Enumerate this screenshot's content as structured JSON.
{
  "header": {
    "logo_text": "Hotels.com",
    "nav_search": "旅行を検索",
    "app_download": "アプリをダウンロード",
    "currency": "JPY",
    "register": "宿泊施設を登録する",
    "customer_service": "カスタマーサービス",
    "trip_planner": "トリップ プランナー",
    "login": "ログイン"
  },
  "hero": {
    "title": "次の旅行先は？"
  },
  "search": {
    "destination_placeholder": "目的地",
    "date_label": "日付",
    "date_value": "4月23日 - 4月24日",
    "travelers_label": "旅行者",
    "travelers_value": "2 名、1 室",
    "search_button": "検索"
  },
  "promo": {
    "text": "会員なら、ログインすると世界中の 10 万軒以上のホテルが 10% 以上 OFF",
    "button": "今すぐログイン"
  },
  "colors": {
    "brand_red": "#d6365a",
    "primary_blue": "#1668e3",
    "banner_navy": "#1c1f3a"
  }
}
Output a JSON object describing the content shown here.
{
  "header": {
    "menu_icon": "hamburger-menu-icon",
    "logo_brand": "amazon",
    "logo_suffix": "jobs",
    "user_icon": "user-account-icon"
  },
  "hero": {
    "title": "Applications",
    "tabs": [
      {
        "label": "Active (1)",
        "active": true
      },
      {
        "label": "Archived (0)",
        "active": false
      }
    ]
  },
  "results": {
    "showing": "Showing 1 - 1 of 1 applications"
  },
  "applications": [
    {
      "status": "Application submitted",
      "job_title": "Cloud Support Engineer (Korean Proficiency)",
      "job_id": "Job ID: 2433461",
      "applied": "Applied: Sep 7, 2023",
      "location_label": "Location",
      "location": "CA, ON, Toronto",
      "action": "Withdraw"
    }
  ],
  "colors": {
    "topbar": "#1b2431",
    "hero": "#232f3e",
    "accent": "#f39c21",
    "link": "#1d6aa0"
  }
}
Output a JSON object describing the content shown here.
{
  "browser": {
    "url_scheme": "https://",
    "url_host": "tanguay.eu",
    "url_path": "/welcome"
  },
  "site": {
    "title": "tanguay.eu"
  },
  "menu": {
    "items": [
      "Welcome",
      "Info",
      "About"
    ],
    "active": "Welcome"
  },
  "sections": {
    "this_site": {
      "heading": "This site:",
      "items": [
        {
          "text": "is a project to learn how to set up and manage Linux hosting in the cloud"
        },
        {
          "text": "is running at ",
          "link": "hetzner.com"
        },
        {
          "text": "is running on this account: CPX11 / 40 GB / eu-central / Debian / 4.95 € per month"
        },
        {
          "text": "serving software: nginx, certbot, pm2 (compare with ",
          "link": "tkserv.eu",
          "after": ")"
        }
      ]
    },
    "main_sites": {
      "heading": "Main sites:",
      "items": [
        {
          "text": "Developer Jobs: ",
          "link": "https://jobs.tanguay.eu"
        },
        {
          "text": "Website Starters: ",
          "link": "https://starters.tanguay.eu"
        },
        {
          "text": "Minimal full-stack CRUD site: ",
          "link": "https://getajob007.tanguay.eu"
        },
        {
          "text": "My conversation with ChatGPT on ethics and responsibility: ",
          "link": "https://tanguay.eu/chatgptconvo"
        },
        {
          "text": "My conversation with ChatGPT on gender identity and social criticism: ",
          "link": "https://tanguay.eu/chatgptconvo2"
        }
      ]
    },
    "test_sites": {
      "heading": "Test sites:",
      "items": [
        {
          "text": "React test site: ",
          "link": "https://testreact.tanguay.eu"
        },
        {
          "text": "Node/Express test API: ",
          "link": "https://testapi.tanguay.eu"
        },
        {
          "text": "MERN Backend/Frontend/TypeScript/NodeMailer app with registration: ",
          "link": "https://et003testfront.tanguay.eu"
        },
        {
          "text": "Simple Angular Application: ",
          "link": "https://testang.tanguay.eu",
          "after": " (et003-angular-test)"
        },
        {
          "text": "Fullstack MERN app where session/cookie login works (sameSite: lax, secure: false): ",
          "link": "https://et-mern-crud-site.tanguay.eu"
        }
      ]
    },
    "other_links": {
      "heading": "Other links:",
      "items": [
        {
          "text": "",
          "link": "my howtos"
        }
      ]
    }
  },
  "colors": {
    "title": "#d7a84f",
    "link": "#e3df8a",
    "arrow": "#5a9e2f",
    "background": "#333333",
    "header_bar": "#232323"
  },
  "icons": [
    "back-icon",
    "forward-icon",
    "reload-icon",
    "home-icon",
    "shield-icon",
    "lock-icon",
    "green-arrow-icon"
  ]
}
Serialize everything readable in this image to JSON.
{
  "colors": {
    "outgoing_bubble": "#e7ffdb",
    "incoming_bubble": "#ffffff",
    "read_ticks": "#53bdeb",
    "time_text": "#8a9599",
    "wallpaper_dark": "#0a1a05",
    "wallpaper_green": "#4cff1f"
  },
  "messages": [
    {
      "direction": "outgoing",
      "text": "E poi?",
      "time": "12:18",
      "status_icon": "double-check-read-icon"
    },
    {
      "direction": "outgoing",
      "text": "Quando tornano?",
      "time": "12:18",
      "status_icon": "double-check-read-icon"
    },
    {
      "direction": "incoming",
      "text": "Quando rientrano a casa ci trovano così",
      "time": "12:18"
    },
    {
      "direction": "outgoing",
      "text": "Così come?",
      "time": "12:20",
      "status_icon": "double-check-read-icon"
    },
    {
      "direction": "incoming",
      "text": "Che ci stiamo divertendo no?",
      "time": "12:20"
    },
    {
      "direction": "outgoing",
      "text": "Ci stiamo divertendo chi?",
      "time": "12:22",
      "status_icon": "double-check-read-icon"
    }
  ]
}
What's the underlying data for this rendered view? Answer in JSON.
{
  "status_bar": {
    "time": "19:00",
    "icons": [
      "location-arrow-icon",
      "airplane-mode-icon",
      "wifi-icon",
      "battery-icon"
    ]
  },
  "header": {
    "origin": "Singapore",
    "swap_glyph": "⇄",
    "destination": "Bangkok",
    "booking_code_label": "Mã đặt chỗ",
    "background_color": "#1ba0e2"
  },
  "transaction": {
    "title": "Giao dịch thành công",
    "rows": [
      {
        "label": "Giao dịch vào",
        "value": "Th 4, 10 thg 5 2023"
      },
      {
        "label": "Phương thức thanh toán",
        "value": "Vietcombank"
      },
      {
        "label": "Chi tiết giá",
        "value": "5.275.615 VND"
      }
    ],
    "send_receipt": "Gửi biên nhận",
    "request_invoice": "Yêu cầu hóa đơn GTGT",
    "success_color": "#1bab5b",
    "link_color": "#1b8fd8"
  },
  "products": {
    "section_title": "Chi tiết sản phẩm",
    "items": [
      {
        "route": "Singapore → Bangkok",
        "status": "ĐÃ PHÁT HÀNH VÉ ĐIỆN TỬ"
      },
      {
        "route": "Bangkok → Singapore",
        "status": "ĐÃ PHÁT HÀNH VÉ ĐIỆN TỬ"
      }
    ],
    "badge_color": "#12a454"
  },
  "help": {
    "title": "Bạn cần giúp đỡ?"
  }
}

━━━━━━━━

Objective
Return what is listed above, exactly and completely.

Written solution
Enumerate this screenshot's content as structured JSON.
{
  "header": {
    "logo_text": "Hotels.com",
    "nav_search": "旅行を検索",
    "app_download": "アプリをダウンロード",
    "currency": "JPY",
    "register": "宿泊施設を登録する",
    "customer_service": "カスタマーサービス",
    "trip_planner": "トリップ プランナー",
    "login": "ログイン"
  },
  "hero": {
    "title": "次の旅行先は？"
  },
  "search": {
    "destination_placeholder": "目的地",
    "date_label": "日付",
    "date_value": "4月23日 - 4月24日",
    "travelers_label": "旅行者",
    "travelers_value": "2 名、1 室",
    "search_button": "検索"
  },
  "promo": {
    "text": "会員なら、ログインすると世界中の 10 万軒以上のホテルが 10% 以上 OFF",
    "button": "今すぐログイン"
  },
  "colors": {
    "brand_red": "#d6365a",
    "primary_blue": "#1668e3",
    "banner_navy": "#1c1f3a"
  }
}
Output a JSON object describing the content shown here.
{
  "header": {
    "menu_icon": "hamburger-menu-icon",
    "logo_brand": "amazon",
    "logo_suffix": "jobs",
    "user_icon": "user-account-icon"
  },
  "hero": {
    "title": "Applications",
    "tabs": [
      {
        "label": "Active (1)",
        "active": true
      },
      {
        "label": "Archived (0)",
        "active": false
      }
    ]
  },
  "results": {
    "showing": "Showing 1 - 1 of 1 applications"
  },
  "applications": [
    {
      "status": "Application submitted",
      "job_title": "Cloud Support Engineer (Korean Proficiency)",
      "job_id": "Job ID: 2433461",
      "applied": "Applied: Sep 7, 2023",
      "location_label": "Location",
      "location": "CA, ON, Toronto",
      "action": "Withdraw"
    }
  ],
  "colors": {
    "topbar": "#1b2431",
    "hero": "#232f3e",
    "accent": "#f39c21",
    "link": "#1d6aa0"
  }
}
Output a JSON object describing the content shown here.
{
  "browser": {
    "url_scheme": "https://",
    "url_host": "tanguay.eu",
    "url_path": "/welcome"
  },
  "site": {
    "title": "tanguay.eu"
  },
  "menu": {
    "items": [
      "Welcome",
      "Info",
      "About"
    ],
    "active": "Welcome"
  },
  "sections": {
    "this_site": {
      "heading": "This site:",
      "items": [
        {
          "text": "is a project to learn how to set up and manage Linux hosting in the cloud"
        },
        {
          "text": "is running at ",
          "link": "hetzner.com"
        },
        {
          "text": "is running on this account: CPX11 / 40 GB / eu-central / Debian / 4.95 € per month"
        },
        {
          "text": "serving software: nginx, certbot, pm2 (compare with ",
          "link": "tkserv.eu",
          "after": ")"
        }
      ]
    },
    "main_sites": {
      "heading": "Main sites:",
      "items": [
        {
          "text": "Developer Jobs: ",
          "link": "https://jobs.tanguay.eu"
        },
        {
          "text": "Website Starters: ",
          "link": "https://starters.tanguay.eu"
        },
        {
          "text": "Minimal full-stack CRUD site: ",
          "link": "https://getajob007.tanguay.eu"
        },
        {
          "text": "My conversation with ChatGPT on ethics and responsibility: ",
          "link": "https://tanguay.eu/chatgptconvo"
        },
        {
          "text": "My conversation with ChatGPT on gender identity and social criticism: ",
          "link": "https://tanguay.eu/chatgptconvo2"
        }
      ]
    },
    "test_sites": {
      "heading": "Test sites:",
      "items": [
        {
          "text": "React test site: ",
          "link": "https://testreact.tanguay.eu"
        },
        {
          "text": "Node/Express test API: ",
          "link": "https://testapi.tanguay.eu"
        },
        {
          "text": "MERN Backend/Frontend/TypeScript/NodeMailer app with registration: ",
          "link": "https://et003testfront.tanguay.eu"
        },
        {
          "text": "Simple Angular Application: ",
          "link": "https://testang.tanguay.eu",
          "after": " (et003-angular-test)"
        },
        {
          "text": "Fullstack MERN app where session/cookie login works (sameSite: lax, secure: false): ",
          "link": "https://et-mern-crud-site.tanguay.eu"
        }
      ]
    },
    "other_links": {
      "heading": "Other links:",
      "items": [
        {
          "text": "",
          "link": "my howtos"
        }
      ]
    }
  },
  "colors": {
    "title": "#d7a84f",
    "link": "#e3df8a",
    "arrow": "#5a9e2f",
    "background": "#333333",
    "header_bar": "#232323"
  },
  "icons": [
    "back-icon",
    "forward-icon",
    "reload-icon",
    "home-icon",
    "shield-icon",
    "lock-icon",
    "green-arrow-icon"
  ]
}
Serialize everything readable in this image to JSON.
{
  "colors": {
    "outgoing_bubble": "#e7ffdb",
    "incoming_bubble": "#ffffff",
    "read_ticks": "#53bdeb",
    "time_text": "#8a9599",
    "wallpaper_dark": "#0a1a05",
    "wallpaper_green": "#4cff1f"
  },
  "messages": [
    {
      "direction": "outgoing",
      "text": "E poi?",
      "time": "12:18",
      "status_icon": "double-check-read-icon"
    },
    {
      "direction": "outgoing",
      "text": "Quando tornano?",
      "time": "12:18",
      "status_icon": "double-check-read-icon"
    },
    {
      "direction": "incoming",
      "text": "Quando rientrano a casa ci trovano così",
      "time": "12:18"
    },
    {
      "direction": "outgoing",
      "text": "Così come?",
      "time": "12:20",
      "status_icon": "double-check-read-icon"
    },
    {
      "direction": "incoming",
      "text": "Che ci stiamo divertendo no?",
      "time": "12:20"
    },
    {
      "direction": "outgoing",
      "text": "Ci stiamo divertendo chi?",
      "time": "12:22",
      "status_icon": "double-check-read-icon"
    }
  ]
}
What's the underlying data for this rendered view? Answer in JSON.
{
  "status_bar": {
    "time": "19:00",
    "icons": [
      "location-arrow-icon",
      "airplane-mode-icon",
      "wifi-icon",
      "battery-icon"
    ]
  },
  "header": {
    "origin": "Singapore",
    "swap_glyph": "⇄",
    "destination": "Bangkok",
    "booking_code_label": "Mã đặt chỗ",
    "background_color": "#1ba0e2"
  },
  "transaction": {
    "title": "Giao dịch thành công",
    "rows": [
      {
        "label": "Giao dịch vào",
        "value": "Th 4, 10 thg 5 2023"
      },
      {
        "label": "Phương thức thanh toán",
        "value": "Vietcombank"
      },
      {
        "label": "Chi tiết giá",
        "value": "5.275.615 VND"
      }
    ],
    "send_receipt": "Gửi biên nhận",
    "request_invoice": "Yêu cầu hóa đơn GTGT",
    "success_color": "#1bab5b",
    "link_color": "#1b8fd8"
  },
  "products": {
    "section_title": "Chi tiết sản phẩm",
    "items": [
      {
        "route": "Singapore → Bangkok",
        "status": "ĐÃ PHÁT HÀNH VÉ ĐIỆN TỬ"
      },
      {
        "route": "Bangkok → Singapore",
        "status": "ĐÃ PHÁT HÀNH VÉ ĐIỆN TỬ"
      }
    ],
    "badge_color": "#12a454"
  },
  "help": {
    "title": "Bạn cần giúp đỡ?"
  }
}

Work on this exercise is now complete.